PROBLEM DESCRIPTION:
Each line that contains the word "kehittäminen" counts once; give the total for the records below and nothing else.
start EXCERPTED DATA
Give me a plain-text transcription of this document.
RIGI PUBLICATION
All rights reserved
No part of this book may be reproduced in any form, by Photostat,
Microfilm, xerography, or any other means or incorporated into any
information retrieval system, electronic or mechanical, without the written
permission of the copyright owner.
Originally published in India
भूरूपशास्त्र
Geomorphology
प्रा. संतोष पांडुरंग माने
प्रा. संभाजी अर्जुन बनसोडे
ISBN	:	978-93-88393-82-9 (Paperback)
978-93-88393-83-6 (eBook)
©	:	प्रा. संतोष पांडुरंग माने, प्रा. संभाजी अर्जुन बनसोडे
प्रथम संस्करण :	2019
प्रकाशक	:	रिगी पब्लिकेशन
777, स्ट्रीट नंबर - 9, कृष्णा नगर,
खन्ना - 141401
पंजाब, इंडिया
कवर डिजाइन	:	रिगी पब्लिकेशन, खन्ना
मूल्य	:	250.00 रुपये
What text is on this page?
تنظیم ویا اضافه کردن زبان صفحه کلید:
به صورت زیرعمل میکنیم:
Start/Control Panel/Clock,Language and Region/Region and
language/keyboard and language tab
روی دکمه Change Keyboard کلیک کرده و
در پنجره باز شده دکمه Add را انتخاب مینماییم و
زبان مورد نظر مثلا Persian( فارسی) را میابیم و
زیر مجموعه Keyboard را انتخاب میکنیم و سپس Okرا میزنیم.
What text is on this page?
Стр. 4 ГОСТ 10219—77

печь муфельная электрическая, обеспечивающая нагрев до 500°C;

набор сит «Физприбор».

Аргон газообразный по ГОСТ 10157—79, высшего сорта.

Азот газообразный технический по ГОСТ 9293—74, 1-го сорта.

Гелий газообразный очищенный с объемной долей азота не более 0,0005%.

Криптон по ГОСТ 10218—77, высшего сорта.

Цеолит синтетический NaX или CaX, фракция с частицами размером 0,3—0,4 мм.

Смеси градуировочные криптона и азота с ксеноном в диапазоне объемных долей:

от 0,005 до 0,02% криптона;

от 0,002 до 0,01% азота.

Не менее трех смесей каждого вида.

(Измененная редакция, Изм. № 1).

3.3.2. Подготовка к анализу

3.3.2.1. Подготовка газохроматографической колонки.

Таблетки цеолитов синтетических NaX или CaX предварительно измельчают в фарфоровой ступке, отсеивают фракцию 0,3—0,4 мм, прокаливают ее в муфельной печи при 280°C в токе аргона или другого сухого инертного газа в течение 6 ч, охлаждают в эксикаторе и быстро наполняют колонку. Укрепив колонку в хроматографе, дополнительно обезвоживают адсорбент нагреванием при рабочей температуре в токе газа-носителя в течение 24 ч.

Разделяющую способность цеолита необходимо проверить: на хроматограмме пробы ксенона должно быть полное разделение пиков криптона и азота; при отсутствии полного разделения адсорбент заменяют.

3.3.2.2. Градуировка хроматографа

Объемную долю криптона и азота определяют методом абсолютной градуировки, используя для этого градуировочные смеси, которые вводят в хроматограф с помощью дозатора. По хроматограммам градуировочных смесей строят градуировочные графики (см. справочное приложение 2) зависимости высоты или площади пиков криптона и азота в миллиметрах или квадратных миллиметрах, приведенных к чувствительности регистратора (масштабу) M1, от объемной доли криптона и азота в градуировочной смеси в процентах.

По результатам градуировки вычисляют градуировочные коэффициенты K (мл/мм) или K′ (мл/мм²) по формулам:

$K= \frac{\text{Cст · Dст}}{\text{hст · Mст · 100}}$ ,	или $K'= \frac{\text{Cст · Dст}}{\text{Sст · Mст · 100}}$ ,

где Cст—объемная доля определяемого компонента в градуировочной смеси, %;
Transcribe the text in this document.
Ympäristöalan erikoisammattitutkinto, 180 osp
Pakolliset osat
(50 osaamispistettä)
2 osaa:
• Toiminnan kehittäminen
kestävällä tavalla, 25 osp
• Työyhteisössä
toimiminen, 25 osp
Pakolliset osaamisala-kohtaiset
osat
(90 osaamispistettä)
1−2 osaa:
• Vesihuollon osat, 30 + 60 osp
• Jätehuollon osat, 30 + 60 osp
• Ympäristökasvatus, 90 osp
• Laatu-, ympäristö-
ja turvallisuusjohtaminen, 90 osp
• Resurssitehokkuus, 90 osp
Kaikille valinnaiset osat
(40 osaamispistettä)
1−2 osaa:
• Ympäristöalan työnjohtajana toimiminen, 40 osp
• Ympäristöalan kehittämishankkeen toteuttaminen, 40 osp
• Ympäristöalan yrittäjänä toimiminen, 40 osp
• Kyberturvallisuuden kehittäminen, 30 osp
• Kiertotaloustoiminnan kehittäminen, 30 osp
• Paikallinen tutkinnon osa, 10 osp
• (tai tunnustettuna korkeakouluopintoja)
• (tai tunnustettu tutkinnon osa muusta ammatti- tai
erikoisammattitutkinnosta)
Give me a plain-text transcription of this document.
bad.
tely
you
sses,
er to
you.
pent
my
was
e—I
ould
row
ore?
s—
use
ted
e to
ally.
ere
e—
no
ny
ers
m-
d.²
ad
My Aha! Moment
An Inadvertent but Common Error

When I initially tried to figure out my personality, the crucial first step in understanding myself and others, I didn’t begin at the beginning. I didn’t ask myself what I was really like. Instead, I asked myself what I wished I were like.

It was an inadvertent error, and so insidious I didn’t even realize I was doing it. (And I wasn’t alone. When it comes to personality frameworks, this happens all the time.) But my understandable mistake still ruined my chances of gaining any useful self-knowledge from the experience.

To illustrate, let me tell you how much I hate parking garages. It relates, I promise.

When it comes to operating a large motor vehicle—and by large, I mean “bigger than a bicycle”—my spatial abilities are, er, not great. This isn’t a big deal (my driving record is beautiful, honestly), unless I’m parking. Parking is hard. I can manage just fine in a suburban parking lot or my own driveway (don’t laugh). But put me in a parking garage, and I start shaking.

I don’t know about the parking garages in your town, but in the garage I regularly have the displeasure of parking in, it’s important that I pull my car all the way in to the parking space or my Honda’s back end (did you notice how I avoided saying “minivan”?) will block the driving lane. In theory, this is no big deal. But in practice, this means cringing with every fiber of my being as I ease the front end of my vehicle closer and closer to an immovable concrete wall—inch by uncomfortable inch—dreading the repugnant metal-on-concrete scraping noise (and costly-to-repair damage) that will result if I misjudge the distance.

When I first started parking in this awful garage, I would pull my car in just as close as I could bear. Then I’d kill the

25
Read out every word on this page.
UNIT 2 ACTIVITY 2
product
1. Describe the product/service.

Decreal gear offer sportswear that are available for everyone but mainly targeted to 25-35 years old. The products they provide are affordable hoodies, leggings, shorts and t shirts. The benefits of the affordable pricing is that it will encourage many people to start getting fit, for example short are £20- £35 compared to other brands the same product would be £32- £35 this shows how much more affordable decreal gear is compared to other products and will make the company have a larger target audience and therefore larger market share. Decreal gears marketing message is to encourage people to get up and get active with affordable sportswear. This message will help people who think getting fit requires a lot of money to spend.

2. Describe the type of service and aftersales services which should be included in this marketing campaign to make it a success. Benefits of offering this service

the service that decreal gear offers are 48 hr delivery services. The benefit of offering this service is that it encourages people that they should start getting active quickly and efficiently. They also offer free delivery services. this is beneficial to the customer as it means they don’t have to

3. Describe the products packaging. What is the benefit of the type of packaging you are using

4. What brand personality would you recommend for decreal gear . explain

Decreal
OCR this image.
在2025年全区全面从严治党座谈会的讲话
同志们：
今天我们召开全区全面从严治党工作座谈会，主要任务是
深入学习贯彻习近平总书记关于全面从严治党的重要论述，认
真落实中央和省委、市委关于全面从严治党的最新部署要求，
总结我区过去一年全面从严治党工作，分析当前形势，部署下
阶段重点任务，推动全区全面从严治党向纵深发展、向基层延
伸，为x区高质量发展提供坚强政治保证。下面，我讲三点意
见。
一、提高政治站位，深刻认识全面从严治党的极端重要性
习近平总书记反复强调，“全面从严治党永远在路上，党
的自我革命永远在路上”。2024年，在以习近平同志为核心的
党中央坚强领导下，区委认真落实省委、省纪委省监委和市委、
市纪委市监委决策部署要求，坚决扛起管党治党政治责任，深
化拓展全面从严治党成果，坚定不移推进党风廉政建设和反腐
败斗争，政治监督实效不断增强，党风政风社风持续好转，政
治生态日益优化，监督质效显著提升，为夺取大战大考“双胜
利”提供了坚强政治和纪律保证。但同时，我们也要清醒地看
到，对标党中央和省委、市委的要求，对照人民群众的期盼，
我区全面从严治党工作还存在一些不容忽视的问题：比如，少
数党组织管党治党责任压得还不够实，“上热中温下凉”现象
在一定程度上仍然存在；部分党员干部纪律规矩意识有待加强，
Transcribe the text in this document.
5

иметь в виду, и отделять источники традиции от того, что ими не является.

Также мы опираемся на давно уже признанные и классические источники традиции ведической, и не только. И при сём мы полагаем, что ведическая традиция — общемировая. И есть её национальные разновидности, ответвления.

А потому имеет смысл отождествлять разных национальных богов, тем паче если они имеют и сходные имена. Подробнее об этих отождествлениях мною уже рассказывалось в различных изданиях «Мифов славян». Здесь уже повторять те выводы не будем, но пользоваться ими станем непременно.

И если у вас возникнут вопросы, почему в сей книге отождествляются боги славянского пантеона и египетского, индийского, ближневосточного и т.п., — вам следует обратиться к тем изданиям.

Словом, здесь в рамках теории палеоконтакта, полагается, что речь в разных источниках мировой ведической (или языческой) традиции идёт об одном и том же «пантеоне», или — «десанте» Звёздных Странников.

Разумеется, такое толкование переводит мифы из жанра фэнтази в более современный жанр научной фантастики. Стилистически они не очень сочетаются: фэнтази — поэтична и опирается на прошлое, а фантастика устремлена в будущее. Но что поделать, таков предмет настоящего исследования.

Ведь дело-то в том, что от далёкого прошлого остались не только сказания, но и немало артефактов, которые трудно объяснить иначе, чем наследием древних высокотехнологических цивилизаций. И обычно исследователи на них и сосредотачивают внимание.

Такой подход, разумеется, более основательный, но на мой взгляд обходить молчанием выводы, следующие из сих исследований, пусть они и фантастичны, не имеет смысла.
end EXCERPTED DATA
IN RESPONSE:
3